__Written request__: In your copy, reproduce the entries exactly as they are, minus the images.

__Collected data__:
'''

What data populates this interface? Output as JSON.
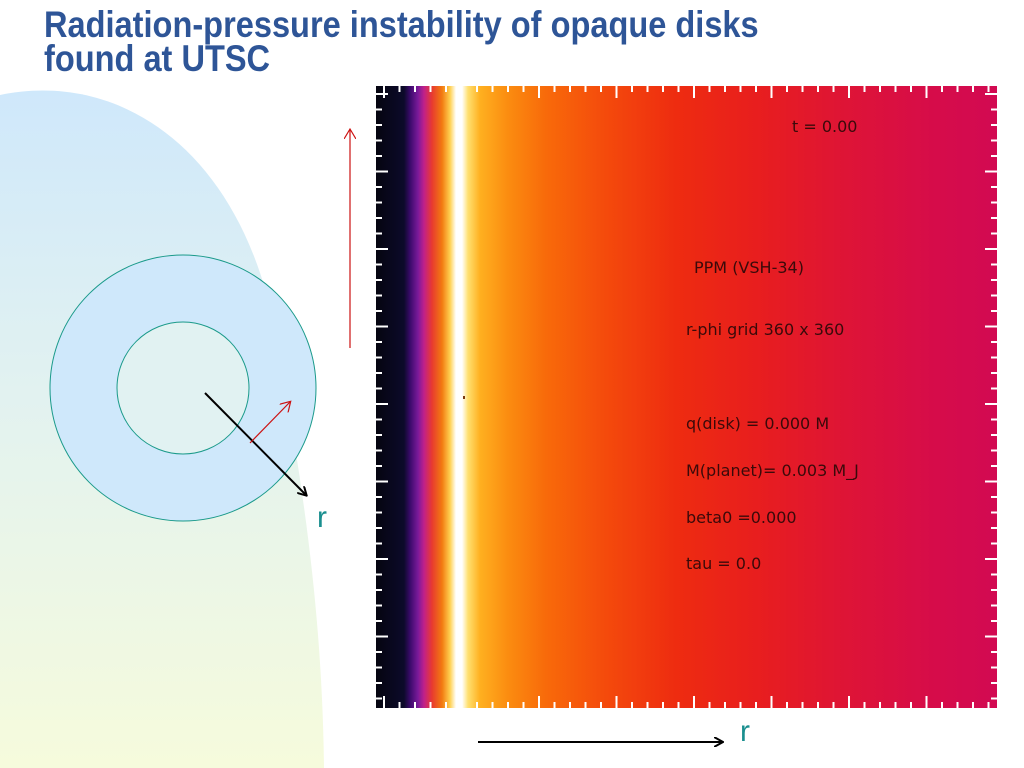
{
  "slide": {
    "title_line1": "Radiation-pressure  instability of opaque disks",
    "title_line2": "found at UTSC"
  },
  "diagram": {
    "radial_label": "r"
  },
  "plot": {
    "time_label": "t =  0.00",
    "method": "PPM (VSH-34)",
    "grid": "r-phi grid 360 x 360",
    "q_disk": "q(disk) = 0.000 M",
    "m_planet": "M(planet)=  0.003 M_J",
    "beta0": "beta0 =0.000",
    "tau": "tau =  0.0"
  },
  "axis": {
    "radial_label": "r"
  },
  "colors": {
    "title": "#2e5597",
    "background_shape": "#cfe8fb",
    "ring_outline": "#1a9a8a",
    "arrow_red": "#cc1111",
    "label_teal": "#1a8f8f"
  }
}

'''

__Solution below__:
What data populates this interface? Output as JSON.
{
  "slide": {
    "title_line1": "Radiation-pressure  instability of opaque disks",
    "title_line2": "found at UTSC"
  },
  "diagram": {
    "radial_label": "r"
  },
  "plot": {
    "time_label": "t =  0.00",
    "method": "PPM (VSH-34)",
    "grid": "r-phi grid 360 x 360",
    "q_disk": "q(disk) = 0.000 M",
    "m_planet": "M(planet)=  0.003 M_J",
    "beta0": "beta0 =0.000",
    "tau": "tau =  0.0"
  },
  "axis": {
    "radial_label": "r"
  },
  "colors": {
    "title": "#2e5597",
    "background_shape": "#cfe8fb",
    "ring_outline": "#1a9a8a",
    "arrow_red": "#cc1111",
    "label_teal": "#1a8f8f"
  }
}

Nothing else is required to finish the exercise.